Your answer should be a single number: the count of lines that hold the word "here".

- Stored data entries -

------------------------------

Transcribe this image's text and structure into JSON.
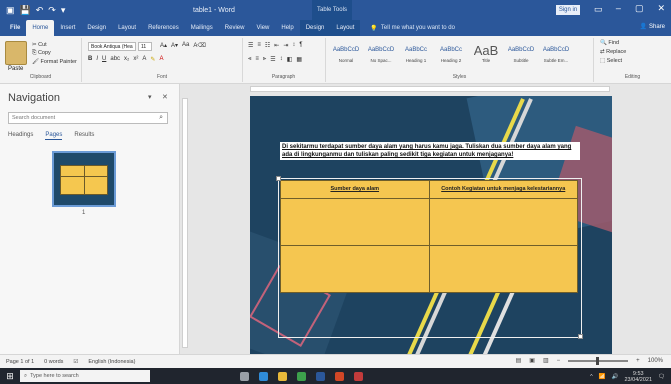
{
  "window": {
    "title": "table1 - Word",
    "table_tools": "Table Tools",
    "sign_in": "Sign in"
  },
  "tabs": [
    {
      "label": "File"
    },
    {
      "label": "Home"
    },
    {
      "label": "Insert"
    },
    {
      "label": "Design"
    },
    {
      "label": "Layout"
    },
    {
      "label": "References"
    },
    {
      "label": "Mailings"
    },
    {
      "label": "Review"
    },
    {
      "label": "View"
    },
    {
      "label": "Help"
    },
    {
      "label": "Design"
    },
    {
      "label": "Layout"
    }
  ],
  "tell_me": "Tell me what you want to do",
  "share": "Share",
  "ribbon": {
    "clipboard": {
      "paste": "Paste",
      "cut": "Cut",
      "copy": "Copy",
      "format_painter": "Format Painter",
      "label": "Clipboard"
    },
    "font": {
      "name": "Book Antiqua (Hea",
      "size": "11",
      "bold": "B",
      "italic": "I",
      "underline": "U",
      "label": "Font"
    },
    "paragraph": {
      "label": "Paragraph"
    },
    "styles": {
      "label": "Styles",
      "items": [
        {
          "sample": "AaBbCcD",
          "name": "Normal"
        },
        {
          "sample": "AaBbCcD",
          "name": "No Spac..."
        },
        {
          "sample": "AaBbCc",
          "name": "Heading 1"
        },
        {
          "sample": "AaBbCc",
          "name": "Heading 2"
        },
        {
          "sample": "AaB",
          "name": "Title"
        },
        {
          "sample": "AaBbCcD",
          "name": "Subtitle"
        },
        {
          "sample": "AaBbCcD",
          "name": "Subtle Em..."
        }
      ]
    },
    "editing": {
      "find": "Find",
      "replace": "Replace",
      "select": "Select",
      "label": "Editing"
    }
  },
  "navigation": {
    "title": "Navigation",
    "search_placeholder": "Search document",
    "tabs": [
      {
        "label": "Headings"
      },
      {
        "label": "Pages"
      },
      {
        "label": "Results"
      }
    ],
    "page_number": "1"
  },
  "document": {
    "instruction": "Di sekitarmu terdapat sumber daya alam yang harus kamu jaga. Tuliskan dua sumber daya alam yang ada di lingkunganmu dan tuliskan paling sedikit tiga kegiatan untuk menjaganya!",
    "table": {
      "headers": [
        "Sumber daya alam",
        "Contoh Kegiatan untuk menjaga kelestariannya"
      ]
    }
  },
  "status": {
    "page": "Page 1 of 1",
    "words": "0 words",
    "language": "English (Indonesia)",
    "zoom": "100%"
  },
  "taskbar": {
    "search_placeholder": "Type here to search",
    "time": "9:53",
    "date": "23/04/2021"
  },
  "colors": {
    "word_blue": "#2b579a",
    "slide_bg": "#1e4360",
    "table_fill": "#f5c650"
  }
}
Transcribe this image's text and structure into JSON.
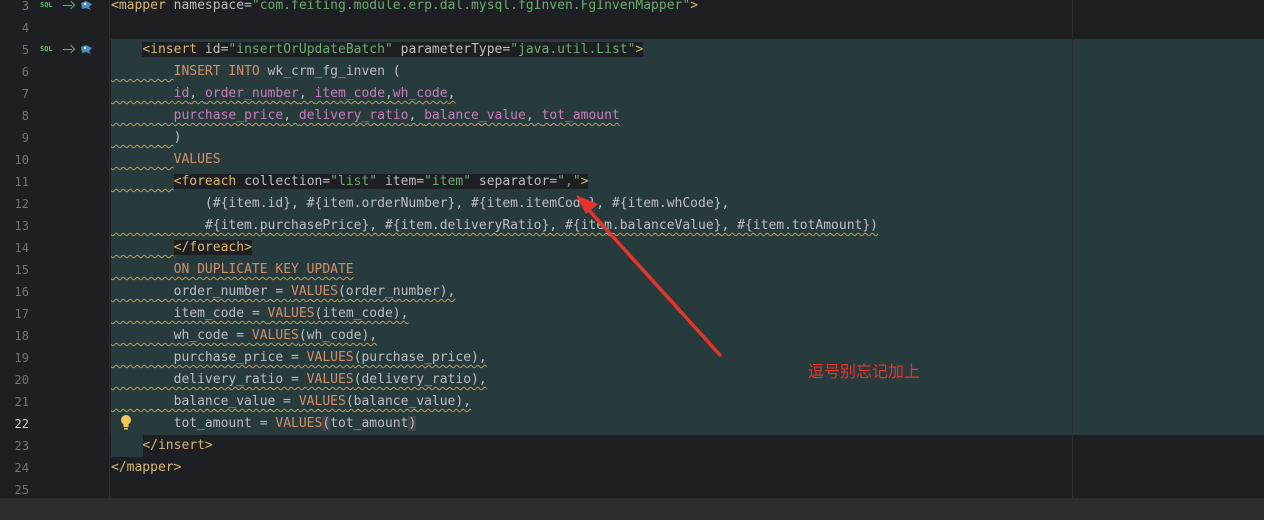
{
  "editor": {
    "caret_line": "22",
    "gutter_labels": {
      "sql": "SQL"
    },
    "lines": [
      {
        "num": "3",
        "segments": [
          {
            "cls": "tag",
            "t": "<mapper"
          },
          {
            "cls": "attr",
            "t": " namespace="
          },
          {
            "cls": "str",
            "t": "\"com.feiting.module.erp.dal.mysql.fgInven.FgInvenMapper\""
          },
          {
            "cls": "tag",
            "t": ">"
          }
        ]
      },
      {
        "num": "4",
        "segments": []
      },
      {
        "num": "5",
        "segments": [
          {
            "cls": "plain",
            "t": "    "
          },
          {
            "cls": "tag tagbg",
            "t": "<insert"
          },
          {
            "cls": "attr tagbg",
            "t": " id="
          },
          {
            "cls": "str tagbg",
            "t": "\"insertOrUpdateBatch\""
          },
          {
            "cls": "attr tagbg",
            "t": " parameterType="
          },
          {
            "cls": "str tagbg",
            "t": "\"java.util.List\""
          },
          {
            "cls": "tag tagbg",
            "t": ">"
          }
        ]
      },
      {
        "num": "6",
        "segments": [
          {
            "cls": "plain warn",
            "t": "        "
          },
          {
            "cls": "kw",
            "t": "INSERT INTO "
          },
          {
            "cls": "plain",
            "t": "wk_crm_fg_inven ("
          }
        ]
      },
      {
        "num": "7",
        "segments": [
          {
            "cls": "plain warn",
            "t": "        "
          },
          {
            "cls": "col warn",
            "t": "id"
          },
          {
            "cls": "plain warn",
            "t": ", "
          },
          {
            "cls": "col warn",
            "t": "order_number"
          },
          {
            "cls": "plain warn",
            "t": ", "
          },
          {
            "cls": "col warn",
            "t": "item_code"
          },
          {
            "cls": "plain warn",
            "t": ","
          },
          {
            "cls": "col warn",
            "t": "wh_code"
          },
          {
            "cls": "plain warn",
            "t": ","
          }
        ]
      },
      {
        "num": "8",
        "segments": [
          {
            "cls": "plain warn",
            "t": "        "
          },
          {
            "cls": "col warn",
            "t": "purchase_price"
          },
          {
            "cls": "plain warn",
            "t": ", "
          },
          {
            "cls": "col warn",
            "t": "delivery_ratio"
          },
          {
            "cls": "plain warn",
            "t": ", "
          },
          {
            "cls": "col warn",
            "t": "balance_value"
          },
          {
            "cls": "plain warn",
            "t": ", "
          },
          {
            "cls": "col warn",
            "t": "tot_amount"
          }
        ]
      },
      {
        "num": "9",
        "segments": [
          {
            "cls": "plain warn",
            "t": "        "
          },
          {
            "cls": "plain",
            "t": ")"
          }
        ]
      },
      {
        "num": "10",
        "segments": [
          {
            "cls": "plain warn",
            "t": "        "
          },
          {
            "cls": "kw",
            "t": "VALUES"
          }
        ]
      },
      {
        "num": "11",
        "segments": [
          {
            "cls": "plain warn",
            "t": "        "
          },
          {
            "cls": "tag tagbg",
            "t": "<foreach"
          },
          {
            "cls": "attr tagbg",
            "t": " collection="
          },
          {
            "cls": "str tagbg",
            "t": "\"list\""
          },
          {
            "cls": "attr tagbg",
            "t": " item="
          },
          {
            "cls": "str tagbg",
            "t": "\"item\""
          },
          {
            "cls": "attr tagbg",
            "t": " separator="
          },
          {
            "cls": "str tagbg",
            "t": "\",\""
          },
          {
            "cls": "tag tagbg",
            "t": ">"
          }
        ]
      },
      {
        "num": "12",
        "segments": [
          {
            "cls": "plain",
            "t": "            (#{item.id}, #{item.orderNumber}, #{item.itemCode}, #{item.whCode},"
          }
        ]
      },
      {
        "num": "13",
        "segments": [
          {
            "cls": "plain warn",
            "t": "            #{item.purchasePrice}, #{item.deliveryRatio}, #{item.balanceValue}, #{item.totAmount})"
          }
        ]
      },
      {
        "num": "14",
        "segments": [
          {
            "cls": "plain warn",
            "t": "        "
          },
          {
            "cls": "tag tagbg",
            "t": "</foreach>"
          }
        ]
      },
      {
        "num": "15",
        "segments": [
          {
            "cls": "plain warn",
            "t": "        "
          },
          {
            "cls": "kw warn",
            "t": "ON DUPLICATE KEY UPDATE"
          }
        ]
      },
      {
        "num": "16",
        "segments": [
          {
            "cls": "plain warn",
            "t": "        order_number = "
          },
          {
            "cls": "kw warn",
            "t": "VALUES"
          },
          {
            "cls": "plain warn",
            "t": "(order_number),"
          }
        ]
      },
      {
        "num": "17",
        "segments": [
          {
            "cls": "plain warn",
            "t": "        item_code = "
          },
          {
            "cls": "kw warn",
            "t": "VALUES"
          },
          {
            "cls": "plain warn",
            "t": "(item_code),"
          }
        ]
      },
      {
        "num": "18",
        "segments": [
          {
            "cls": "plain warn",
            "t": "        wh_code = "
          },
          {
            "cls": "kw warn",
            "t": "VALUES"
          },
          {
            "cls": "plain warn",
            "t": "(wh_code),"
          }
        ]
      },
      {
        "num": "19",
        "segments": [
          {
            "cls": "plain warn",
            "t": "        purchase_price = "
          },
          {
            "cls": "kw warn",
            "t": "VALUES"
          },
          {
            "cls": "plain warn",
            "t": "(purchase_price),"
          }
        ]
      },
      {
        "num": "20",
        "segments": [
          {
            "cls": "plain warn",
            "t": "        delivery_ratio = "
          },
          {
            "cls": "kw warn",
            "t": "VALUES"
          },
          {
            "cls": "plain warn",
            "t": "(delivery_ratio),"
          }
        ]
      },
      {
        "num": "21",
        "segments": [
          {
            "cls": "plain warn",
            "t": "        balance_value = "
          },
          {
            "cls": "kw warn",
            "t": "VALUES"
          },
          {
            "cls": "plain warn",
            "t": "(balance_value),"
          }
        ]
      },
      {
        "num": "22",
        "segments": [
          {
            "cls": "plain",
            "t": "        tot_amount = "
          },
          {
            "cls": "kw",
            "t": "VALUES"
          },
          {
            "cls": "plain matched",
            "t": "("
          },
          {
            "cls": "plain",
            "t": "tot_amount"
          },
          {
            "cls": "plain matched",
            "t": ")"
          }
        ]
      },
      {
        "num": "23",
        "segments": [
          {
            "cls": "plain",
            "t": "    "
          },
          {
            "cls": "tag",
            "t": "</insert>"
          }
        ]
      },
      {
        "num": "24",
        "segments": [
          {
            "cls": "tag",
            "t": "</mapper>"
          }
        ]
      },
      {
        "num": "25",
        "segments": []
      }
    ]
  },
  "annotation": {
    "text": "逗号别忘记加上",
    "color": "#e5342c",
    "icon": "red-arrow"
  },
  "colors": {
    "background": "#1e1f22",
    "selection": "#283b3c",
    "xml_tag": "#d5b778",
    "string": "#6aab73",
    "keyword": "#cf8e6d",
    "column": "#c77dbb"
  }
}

------------------------------

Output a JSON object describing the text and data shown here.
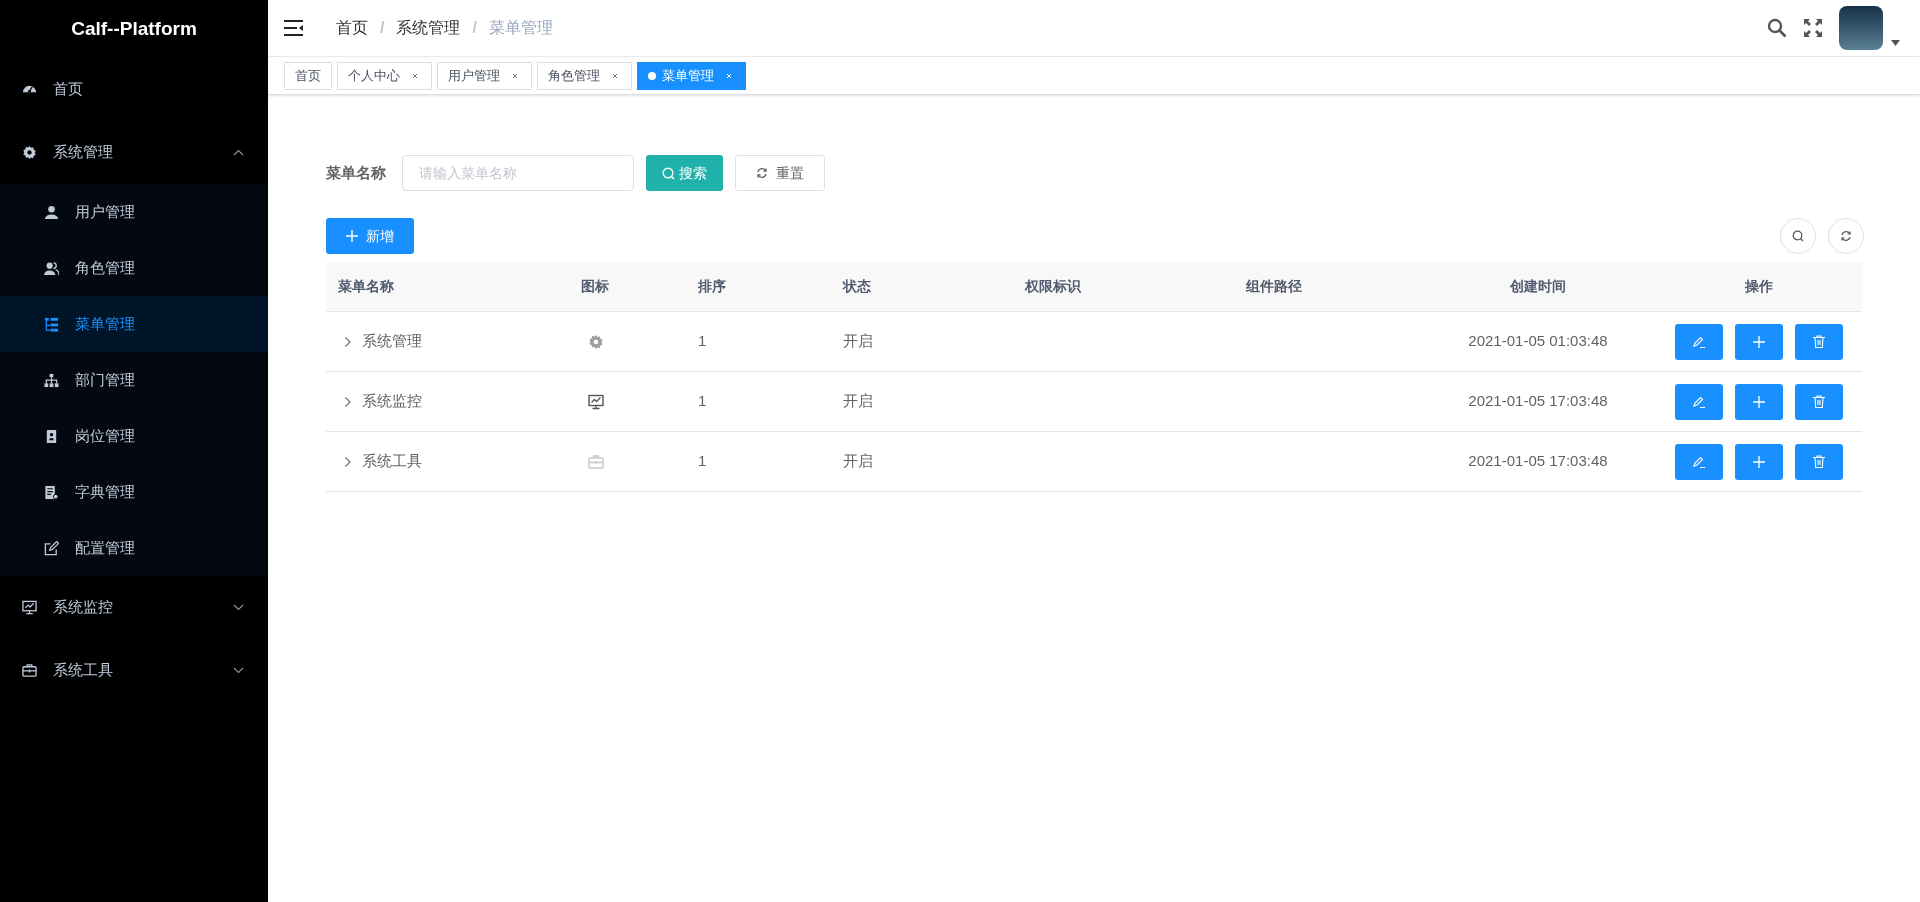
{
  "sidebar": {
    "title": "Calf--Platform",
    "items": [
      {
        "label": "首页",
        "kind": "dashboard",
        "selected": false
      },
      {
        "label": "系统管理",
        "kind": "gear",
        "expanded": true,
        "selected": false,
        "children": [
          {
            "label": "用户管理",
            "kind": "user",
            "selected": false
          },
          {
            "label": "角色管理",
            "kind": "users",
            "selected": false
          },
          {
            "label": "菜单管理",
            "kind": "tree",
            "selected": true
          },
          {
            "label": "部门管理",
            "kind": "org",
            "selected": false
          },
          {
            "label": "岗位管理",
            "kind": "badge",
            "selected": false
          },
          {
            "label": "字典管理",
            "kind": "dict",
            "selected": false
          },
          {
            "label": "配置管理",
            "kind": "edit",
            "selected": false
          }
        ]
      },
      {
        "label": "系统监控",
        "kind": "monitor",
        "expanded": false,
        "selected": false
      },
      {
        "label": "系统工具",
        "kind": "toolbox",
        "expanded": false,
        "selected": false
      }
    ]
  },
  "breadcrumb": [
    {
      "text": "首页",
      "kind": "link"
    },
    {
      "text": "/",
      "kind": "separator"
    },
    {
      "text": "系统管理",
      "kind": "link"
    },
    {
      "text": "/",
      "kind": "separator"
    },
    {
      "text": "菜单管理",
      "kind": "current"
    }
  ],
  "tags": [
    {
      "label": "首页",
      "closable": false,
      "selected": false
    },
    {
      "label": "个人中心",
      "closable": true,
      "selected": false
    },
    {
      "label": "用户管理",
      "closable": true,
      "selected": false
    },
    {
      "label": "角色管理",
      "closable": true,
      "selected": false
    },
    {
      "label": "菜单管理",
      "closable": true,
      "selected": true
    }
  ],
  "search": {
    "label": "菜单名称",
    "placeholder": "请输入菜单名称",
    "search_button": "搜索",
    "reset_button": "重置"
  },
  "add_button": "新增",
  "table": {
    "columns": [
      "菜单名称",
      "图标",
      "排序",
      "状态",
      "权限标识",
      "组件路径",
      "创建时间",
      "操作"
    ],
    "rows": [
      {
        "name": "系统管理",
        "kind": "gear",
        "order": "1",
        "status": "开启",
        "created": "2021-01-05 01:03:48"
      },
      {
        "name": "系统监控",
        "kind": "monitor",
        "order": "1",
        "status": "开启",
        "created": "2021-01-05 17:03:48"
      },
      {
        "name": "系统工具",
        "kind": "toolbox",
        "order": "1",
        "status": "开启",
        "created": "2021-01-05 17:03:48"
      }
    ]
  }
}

------------------------------

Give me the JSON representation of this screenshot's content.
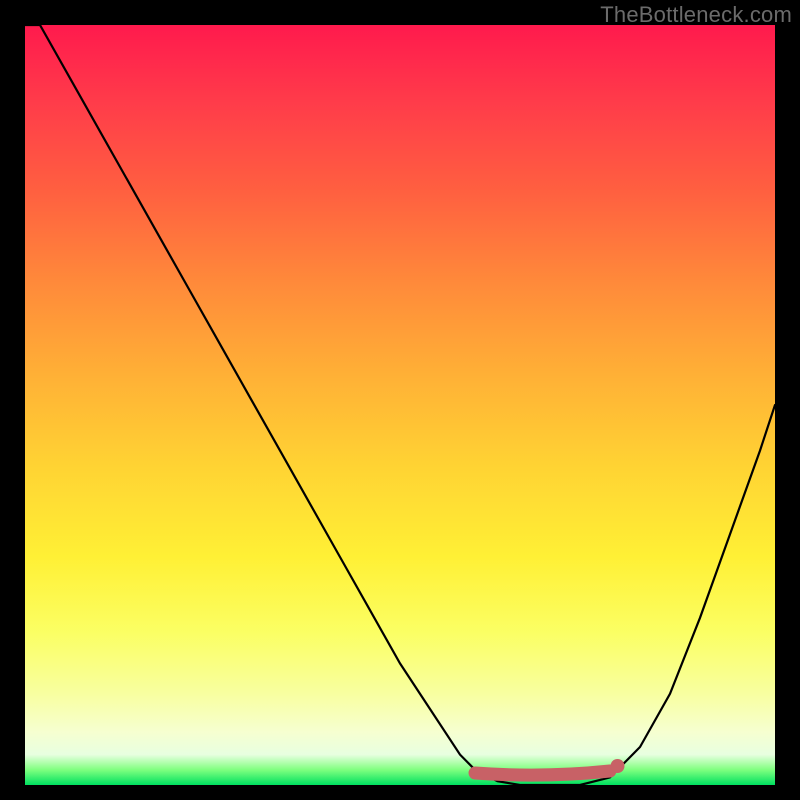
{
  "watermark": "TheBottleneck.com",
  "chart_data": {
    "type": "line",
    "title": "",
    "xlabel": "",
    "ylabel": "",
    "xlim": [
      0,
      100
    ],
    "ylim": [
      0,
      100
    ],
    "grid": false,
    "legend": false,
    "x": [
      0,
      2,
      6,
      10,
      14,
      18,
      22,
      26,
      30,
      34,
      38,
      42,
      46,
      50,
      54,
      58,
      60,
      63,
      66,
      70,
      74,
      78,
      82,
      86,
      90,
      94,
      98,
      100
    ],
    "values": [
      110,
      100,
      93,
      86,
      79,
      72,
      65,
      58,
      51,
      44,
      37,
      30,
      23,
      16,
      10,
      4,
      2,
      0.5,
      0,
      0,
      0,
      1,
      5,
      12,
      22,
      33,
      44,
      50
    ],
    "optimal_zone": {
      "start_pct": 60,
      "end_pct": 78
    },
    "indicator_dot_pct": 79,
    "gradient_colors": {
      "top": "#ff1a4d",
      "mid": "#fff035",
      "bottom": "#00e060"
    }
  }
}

------------------------------

- Answer for this exercise -
2